What lines of the data include the string "desc"? Copy them all.

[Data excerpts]
◇ ◇ ◇ ◇ ◇
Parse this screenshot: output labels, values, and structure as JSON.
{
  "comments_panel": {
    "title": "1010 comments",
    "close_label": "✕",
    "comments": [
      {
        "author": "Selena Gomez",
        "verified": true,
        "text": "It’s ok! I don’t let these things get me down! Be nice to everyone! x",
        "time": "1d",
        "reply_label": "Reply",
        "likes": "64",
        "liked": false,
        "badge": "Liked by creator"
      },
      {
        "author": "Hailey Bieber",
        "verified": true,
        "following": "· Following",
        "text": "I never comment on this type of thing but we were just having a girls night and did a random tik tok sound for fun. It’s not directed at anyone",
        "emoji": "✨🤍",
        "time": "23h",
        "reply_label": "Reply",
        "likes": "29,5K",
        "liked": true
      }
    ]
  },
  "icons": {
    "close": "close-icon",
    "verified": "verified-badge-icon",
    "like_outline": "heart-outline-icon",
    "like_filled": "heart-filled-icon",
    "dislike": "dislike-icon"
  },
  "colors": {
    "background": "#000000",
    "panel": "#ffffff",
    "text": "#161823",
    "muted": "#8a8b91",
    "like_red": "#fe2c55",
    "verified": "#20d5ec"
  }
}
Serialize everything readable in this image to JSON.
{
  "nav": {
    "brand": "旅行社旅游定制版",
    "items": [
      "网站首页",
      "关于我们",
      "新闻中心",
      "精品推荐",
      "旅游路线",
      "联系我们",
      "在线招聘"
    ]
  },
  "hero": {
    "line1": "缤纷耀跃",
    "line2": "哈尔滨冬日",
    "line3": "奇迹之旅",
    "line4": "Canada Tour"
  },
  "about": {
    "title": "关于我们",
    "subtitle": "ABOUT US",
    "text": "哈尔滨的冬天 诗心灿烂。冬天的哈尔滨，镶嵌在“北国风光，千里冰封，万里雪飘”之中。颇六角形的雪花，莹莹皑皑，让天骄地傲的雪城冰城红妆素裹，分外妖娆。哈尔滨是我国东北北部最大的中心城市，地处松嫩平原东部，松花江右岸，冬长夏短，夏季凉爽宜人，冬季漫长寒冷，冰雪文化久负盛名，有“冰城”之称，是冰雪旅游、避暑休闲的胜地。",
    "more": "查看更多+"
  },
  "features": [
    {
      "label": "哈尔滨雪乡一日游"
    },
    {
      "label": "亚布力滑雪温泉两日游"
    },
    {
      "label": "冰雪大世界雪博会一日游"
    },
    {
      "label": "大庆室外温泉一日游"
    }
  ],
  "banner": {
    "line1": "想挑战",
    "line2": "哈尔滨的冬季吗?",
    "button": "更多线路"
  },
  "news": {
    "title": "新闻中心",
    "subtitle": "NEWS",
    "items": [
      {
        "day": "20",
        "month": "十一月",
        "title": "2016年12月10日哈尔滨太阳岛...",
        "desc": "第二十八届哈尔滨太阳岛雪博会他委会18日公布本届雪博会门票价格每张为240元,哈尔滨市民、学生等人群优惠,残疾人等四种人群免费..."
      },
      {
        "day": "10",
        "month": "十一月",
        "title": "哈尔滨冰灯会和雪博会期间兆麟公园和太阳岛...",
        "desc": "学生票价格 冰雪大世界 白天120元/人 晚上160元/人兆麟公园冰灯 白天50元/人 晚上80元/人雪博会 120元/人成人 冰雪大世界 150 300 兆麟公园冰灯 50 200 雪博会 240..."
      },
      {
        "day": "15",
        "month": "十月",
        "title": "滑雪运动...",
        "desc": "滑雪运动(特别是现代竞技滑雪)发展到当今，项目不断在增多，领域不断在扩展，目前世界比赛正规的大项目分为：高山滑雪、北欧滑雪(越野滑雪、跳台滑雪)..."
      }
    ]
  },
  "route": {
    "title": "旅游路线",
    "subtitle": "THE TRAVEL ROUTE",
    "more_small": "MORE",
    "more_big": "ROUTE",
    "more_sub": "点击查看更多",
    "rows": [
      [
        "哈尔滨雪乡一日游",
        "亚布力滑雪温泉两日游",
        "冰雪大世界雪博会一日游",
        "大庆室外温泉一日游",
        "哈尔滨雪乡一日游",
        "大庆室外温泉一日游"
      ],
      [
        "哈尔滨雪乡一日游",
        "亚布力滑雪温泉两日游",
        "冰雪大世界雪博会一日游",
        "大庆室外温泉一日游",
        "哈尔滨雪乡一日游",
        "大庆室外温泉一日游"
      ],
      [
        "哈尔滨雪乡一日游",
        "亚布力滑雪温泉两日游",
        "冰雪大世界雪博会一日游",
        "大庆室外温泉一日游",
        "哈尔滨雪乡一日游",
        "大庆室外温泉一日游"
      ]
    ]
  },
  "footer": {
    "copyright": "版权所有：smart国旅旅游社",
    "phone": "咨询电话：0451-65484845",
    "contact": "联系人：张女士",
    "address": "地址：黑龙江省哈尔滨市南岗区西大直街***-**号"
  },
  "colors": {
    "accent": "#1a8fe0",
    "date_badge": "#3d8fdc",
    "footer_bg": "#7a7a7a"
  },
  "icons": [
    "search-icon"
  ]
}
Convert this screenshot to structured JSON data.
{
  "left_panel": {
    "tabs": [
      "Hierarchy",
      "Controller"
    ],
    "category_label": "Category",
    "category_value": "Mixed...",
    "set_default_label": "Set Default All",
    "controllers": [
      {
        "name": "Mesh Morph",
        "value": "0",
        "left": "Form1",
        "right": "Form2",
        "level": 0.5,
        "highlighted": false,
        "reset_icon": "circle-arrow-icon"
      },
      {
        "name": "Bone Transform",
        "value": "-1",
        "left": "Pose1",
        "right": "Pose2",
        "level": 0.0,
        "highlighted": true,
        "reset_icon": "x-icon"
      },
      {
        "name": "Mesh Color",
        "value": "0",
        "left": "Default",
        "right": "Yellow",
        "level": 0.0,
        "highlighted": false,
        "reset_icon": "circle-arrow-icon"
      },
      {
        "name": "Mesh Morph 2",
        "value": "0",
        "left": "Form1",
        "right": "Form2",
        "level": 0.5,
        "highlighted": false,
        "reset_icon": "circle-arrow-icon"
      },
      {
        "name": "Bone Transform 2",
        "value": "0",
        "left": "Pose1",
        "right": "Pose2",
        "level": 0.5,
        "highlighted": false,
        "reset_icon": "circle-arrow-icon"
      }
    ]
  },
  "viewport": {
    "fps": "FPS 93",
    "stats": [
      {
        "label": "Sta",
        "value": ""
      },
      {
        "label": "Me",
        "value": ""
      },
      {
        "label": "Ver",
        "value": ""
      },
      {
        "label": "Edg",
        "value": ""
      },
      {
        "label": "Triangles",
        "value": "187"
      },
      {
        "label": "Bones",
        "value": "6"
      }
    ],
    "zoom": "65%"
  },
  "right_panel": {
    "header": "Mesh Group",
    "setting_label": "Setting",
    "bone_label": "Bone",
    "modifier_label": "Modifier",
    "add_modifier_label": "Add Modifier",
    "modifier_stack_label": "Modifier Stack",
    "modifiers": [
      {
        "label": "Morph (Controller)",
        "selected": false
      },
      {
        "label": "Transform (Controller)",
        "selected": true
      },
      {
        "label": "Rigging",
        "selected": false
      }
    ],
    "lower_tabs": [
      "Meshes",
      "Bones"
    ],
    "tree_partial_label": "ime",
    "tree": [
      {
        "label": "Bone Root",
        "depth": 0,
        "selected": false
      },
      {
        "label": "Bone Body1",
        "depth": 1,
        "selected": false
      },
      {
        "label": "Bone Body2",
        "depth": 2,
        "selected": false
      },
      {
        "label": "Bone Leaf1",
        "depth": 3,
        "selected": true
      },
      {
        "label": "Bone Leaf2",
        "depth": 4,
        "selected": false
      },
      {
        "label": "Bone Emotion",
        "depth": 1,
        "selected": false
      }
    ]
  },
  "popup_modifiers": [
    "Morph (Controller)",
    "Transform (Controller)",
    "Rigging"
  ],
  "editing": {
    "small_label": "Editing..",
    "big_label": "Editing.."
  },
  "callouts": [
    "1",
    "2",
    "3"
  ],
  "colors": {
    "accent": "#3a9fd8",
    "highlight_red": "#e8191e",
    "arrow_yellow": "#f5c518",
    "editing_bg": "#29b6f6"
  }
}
◇ ◇ ◇ ◇ ◇
OUTPUT BELOW:
        "desc": "第二十八届哈尔滨太阳岛雪博会他委会18日公布本届雪博会门票价格每张为240元,哈尔滨市民、学生等人群优惠,残疾人等四种人群免费..."
        "desc": "学生票价格 冰雪大世界 白天120元/人 晚上160元/人兆麟公园冰灯 白天50元/人 晚上80元/人雪博会 120元/人成人 冰雪大世界 150 300 兆麟公园冰灯 50 200 雪博会 240..."
        "desc": "滑雪运动(特别是现代竞技滑雪)发展到当今，项目不断在增多，领域不断在扩展，目前世界比赛正规的大项目分为：高山滑雪、北欧滑雪(越野滑雪、跳台滑雪)..."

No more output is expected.